* [SUPPLIED MATERIAL]:
▬▬▬▬▬▬▬▬▬▬

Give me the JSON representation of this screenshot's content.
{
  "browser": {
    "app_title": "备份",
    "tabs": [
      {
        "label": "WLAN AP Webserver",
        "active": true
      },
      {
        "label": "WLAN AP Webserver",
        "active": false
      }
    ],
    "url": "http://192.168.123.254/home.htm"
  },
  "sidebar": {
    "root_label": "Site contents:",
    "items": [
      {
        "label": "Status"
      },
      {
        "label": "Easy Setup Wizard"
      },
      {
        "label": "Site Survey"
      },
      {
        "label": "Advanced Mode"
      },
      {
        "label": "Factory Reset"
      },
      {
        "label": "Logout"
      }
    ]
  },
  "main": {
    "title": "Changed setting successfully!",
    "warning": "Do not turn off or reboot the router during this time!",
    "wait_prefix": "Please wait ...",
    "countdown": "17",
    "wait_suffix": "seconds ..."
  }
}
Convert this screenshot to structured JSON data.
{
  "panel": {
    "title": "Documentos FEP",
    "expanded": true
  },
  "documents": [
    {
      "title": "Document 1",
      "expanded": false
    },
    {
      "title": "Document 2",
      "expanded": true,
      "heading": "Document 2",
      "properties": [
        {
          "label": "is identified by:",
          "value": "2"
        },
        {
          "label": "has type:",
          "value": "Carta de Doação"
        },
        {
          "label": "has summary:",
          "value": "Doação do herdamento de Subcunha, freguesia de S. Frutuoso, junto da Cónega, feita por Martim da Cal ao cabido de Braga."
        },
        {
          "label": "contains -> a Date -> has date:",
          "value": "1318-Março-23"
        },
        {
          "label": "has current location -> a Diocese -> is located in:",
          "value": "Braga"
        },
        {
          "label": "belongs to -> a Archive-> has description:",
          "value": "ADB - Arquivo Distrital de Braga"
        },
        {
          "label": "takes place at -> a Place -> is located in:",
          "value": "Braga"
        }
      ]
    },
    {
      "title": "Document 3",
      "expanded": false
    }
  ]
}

▬▬▬▬▬▬▬▬▬▬

* [WHAT YOU NEED TO DO]: Go through the listing above and return every line where the word "value" occurs.

* [RESULT BELOW]:
          "value": "2"
          "value": "Carta de Doação"
          "value": "Doação do herdamento de Subcunha, freguesia de S. Frutuoso, junto da Cónega, feita por Martim da Cal ao cabido de Braga."
          "value": "1318-Março-23"
          "value": "Braga"
          "value": "ADB - Arquivo Distrital de Braga"
          "value": "Braga"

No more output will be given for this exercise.